▶ EXERCISE DETAILS:
Scan the data below and pick out the lines containing the word "name".

▶ DATA ROWS:
** START **

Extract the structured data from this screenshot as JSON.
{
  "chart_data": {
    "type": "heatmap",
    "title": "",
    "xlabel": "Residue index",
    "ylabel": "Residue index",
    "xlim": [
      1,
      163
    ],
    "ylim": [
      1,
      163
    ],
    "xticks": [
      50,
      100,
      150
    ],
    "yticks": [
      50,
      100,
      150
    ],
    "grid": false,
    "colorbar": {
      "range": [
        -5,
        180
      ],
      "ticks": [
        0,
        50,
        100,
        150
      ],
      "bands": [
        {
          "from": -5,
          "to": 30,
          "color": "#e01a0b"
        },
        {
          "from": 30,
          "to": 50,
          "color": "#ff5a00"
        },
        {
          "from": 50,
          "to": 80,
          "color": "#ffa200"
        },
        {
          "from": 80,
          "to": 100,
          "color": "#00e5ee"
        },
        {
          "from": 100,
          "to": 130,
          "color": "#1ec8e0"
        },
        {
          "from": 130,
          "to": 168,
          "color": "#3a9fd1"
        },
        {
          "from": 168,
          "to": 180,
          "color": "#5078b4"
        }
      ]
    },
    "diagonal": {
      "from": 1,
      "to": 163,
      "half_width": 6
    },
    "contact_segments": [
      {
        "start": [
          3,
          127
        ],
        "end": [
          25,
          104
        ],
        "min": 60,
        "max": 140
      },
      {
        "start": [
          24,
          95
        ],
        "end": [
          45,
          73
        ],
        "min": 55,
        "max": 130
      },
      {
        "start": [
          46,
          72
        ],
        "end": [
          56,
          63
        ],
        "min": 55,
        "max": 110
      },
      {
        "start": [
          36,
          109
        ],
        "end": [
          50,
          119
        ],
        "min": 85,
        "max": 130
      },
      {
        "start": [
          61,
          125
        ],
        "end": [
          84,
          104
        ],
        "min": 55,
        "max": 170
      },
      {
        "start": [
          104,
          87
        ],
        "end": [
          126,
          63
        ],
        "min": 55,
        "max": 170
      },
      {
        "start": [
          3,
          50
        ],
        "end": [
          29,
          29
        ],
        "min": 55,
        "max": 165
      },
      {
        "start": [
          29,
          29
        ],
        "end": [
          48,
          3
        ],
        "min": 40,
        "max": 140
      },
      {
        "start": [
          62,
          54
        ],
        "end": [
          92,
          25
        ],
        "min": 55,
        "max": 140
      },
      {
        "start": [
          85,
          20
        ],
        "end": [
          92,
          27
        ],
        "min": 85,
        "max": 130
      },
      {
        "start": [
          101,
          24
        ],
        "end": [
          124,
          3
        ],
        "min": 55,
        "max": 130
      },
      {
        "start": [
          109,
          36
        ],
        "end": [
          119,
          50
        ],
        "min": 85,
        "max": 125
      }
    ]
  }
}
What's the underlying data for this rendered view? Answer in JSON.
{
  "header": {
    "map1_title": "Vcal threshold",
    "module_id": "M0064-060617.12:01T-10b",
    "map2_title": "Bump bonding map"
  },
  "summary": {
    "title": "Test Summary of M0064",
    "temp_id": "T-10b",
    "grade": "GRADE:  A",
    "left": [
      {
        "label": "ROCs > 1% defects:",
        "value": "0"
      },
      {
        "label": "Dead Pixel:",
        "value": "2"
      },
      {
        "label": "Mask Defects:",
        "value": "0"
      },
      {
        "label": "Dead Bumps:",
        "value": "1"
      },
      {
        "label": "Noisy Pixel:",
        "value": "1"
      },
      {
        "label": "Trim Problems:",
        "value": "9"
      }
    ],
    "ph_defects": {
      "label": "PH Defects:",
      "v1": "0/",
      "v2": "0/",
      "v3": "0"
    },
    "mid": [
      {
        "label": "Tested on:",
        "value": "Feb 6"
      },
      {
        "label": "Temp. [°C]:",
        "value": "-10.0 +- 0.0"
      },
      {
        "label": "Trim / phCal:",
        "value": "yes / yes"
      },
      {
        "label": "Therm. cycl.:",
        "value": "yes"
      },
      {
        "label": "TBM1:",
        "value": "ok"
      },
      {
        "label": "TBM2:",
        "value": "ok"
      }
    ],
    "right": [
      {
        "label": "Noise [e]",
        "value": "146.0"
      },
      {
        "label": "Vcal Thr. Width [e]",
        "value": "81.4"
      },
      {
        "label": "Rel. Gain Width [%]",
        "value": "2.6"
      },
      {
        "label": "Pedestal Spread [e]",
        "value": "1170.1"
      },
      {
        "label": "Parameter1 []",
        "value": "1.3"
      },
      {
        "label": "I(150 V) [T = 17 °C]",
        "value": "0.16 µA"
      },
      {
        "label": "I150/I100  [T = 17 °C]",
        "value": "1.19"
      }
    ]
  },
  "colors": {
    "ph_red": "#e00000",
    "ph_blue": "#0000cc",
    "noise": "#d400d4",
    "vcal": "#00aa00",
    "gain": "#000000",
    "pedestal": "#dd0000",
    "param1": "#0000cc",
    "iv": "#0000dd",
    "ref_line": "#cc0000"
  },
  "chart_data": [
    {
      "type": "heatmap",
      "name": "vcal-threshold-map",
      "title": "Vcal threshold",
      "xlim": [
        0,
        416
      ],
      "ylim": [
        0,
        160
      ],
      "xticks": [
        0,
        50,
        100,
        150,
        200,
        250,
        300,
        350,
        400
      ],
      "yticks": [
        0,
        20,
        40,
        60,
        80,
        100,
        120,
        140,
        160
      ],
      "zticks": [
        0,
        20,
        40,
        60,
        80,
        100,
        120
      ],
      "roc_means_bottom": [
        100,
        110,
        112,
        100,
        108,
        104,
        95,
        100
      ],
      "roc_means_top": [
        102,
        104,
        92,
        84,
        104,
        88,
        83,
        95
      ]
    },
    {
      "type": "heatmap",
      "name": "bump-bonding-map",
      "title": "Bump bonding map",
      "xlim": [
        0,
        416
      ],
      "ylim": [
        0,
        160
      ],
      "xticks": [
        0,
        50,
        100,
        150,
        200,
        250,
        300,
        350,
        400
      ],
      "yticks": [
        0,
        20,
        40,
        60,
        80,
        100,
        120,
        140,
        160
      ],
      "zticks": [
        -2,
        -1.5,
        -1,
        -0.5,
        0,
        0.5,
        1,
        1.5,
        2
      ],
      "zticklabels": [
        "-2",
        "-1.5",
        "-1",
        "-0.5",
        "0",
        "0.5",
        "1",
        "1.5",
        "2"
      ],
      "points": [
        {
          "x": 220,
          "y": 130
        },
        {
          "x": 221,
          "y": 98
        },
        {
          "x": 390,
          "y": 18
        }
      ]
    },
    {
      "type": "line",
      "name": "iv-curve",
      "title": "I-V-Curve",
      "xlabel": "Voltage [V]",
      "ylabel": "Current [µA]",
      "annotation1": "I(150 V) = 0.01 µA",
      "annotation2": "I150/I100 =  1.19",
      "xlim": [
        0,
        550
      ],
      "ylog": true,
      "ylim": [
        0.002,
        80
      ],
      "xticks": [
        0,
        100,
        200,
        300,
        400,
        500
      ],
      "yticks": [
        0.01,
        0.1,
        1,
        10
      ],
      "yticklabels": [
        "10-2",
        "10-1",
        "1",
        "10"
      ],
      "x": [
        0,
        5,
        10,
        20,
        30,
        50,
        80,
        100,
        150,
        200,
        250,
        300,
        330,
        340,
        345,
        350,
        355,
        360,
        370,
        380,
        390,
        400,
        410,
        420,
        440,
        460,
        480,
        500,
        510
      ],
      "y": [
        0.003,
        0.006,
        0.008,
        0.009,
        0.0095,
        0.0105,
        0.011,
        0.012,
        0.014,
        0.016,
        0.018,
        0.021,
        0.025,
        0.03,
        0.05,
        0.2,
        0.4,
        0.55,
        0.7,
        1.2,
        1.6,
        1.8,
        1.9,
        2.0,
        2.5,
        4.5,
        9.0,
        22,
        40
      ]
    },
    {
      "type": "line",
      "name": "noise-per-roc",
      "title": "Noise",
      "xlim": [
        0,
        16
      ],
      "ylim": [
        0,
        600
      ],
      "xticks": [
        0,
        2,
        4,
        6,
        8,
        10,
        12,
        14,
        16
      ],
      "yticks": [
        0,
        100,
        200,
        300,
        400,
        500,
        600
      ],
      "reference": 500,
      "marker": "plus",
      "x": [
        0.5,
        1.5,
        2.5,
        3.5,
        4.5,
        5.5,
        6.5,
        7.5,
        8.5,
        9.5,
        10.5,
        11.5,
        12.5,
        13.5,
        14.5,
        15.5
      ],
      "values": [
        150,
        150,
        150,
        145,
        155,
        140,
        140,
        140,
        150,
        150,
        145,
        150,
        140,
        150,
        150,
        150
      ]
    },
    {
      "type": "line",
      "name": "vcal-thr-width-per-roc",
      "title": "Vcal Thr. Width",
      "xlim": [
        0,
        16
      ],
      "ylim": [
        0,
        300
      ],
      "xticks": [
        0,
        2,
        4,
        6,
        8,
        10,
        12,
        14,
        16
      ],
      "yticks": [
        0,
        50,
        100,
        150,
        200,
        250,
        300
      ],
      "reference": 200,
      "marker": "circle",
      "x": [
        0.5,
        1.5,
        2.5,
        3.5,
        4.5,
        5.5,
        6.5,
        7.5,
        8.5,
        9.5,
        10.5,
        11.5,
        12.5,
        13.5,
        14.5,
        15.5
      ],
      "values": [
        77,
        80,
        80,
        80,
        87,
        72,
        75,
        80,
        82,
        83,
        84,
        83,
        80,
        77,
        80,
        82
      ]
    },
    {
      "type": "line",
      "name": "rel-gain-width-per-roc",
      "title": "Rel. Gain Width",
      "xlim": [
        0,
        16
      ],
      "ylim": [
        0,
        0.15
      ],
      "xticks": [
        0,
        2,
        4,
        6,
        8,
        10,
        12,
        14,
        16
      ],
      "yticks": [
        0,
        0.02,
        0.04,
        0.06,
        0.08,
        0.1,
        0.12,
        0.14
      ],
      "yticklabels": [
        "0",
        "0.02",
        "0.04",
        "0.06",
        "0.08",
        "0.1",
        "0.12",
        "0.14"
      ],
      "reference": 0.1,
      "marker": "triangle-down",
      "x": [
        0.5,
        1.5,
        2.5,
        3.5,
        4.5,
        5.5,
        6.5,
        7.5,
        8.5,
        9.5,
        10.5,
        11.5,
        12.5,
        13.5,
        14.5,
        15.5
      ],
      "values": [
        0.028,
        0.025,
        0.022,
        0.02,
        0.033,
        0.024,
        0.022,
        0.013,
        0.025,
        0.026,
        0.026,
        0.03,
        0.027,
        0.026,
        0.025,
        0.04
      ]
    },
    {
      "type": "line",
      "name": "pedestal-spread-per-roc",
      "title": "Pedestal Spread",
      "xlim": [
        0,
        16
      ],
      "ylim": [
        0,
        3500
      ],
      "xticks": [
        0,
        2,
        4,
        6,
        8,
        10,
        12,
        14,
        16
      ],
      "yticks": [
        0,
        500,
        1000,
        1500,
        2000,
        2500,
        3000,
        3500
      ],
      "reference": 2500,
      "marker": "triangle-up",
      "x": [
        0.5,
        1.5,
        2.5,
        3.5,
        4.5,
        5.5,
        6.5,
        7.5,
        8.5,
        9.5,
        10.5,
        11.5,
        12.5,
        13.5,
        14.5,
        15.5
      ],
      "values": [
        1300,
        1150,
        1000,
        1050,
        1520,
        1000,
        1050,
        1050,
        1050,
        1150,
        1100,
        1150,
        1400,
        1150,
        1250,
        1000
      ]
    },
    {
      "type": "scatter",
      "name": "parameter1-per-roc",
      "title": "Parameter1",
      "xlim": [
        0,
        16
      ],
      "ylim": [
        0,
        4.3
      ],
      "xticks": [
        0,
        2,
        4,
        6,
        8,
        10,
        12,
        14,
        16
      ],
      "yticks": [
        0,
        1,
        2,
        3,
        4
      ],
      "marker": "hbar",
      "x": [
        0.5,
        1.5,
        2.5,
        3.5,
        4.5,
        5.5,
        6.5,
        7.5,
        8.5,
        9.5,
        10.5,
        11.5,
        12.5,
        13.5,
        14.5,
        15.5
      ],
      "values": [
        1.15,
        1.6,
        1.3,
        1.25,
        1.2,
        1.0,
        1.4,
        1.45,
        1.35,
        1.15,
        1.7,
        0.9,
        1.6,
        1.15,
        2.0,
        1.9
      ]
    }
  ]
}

** END **

▶ WRITTEN ANSWER:
      "name": "vcal-threshold-map",
      "name": "bump-bonding-map",
      "name": "iv-curve",
      "name": "noise-per-roc",
      "name": "vcal-thr-width-per-roc",
      "name": "rel-gain-width-per-roc",
      "name": "pedestal-spread-per-roc",
      "name": "parameter1-per-roc",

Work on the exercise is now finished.